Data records
— BEGIN —
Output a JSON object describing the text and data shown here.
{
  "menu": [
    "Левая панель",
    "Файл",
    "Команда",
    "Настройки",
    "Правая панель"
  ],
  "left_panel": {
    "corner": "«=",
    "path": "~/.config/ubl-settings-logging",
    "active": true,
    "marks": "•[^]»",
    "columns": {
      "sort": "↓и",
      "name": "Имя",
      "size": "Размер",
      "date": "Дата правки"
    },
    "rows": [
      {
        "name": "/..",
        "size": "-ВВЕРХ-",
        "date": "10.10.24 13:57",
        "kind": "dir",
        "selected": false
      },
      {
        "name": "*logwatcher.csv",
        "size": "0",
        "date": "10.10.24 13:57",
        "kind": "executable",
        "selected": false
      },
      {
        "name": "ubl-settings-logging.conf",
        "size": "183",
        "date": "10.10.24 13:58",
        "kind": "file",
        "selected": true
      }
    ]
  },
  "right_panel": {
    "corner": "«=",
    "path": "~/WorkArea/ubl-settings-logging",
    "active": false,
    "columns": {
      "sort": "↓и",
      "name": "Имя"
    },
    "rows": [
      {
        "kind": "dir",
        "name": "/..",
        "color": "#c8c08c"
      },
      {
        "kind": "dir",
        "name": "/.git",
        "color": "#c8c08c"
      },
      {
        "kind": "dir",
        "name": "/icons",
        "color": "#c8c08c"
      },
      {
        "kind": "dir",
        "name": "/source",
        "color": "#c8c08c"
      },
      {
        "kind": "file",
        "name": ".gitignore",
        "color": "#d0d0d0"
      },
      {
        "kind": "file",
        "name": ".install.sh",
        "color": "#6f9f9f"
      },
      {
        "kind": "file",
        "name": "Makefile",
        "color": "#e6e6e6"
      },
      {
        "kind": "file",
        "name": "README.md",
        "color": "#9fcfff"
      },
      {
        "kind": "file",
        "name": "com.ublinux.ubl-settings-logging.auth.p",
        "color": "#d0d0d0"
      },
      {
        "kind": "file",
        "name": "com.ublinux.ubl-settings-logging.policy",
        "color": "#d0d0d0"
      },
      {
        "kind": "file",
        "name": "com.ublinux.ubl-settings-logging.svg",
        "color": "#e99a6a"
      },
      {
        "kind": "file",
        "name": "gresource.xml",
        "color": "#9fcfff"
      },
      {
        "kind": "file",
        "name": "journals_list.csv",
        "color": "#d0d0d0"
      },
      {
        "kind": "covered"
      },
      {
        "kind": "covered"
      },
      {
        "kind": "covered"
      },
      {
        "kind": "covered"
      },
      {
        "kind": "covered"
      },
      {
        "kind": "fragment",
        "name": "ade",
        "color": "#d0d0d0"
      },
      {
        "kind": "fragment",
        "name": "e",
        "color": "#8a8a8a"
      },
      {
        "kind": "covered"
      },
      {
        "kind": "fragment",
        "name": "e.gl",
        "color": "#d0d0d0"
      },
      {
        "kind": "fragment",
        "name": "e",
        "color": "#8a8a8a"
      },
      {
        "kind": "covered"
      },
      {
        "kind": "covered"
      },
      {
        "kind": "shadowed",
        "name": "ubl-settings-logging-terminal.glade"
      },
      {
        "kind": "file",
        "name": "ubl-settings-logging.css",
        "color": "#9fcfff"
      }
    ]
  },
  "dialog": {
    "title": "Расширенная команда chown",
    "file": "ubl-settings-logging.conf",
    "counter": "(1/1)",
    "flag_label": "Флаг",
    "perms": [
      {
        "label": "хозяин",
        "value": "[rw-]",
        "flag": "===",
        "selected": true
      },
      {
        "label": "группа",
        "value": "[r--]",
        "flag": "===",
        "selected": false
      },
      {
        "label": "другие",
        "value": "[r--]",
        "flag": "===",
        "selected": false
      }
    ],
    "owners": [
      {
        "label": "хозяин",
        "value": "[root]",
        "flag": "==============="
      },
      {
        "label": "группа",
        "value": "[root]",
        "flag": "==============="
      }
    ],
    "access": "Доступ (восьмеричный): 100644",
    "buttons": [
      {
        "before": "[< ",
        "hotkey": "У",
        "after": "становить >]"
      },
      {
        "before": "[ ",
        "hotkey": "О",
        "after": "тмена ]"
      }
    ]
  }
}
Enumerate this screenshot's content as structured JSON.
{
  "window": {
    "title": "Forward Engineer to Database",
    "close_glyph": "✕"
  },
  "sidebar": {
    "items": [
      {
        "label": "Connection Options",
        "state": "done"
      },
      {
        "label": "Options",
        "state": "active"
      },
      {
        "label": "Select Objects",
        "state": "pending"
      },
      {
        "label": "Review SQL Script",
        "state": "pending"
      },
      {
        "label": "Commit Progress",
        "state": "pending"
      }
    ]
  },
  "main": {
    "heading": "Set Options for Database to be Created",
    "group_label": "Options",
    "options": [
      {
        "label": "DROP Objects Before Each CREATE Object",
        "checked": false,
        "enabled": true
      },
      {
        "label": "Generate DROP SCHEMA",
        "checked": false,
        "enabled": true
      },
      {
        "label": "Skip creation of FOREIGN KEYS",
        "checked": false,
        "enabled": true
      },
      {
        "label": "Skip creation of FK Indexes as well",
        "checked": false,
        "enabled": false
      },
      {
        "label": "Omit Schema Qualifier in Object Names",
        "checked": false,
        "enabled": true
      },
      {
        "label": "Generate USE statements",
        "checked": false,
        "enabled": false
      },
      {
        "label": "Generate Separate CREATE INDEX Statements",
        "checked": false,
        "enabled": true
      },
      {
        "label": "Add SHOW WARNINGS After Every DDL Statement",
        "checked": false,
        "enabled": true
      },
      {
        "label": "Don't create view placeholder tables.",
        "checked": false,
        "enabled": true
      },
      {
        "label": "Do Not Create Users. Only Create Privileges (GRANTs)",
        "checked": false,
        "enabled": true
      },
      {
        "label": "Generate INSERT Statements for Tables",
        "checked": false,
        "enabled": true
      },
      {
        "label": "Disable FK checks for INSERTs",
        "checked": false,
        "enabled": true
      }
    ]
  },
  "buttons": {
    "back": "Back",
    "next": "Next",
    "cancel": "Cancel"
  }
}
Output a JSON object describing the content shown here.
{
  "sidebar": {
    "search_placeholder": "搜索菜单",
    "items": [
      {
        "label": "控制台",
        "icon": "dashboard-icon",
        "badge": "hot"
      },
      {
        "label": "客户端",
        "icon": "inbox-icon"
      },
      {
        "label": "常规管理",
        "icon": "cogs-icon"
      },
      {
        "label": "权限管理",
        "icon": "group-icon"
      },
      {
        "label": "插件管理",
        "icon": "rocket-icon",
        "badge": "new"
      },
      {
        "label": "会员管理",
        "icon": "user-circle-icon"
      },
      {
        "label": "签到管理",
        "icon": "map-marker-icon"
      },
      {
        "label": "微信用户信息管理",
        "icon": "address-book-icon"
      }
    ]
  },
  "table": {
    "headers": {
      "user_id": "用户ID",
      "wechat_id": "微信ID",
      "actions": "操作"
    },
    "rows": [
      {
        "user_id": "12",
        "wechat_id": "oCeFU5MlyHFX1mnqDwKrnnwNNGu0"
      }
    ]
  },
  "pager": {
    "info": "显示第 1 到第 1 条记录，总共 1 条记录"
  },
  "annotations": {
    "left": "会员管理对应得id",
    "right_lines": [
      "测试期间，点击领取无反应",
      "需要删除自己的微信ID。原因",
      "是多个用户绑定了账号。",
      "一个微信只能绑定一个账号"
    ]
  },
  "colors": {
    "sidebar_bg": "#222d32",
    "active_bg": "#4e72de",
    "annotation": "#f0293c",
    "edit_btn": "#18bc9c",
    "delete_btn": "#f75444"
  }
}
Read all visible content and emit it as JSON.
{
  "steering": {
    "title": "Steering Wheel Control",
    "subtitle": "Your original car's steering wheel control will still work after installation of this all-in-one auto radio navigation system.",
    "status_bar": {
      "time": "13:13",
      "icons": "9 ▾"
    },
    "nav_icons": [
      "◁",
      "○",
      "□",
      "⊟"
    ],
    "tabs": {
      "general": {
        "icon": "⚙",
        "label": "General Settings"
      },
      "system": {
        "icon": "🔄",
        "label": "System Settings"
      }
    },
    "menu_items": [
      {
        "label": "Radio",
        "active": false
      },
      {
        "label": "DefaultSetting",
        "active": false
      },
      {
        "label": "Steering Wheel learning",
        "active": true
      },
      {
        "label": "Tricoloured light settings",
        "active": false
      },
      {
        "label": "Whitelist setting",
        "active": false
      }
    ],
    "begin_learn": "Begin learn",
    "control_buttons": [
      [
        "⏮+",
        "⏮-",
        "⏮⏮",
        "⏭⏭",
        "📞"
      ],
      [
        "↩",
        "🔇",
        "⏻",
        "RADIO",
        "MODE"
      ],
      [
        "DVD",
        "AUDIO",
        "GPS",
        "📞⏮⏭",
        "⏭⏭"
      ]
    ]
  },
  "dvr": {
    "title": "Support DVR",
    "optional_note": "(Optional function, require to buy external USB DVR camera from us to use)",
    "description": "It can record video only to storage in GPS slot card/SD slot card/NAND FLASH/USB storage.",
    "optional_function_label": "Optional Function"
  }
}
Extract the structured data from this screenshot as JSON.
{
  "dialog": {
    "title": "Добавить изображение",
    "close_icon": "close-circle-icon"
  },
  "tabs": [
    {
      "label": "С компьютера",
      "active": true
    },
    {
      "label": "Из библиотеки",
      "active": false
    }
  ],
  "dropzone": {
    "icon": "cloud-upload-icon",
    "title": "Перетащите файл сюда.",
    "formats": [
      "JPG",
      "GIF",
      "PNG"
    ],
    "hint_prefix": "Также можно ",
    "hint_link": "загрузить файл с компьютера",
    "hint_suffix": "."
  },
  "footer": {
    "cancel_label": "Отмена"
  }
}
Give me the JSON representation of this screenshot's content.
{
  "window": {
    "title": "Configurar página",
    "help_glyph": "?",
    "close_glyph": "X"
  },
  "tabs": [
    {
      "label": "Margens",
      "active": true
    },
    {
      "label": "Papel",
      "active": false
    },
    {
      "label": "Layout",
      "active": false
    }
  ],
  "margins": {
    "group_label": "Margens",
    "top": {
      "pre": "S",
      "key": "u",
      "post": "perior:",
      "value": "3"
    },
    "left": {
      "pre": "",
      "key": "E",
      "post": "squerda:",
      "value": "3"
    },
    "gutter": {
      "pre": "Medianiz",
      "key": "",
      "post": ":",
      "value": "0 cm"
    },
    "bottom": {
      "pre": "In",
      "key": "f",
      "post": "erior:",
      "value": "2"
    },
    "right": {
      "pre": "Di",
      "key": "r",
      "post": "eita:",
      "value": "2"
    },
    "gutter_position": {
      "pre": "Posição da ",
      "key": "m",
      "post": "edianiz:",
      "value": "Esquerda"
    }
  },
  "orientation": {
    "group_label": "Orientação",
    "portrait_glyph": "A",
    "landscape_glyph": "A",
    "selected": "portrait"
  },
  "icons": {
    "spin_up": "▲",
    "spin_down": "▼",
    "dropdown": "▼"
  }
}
— END —
**DO THIS:** Using the records given above, list every line that includes the word "Objects".

**TASK RESPONSE:**
        "label": "Select Objects",
        "label": "DROP Objects Before Each CREATE Object",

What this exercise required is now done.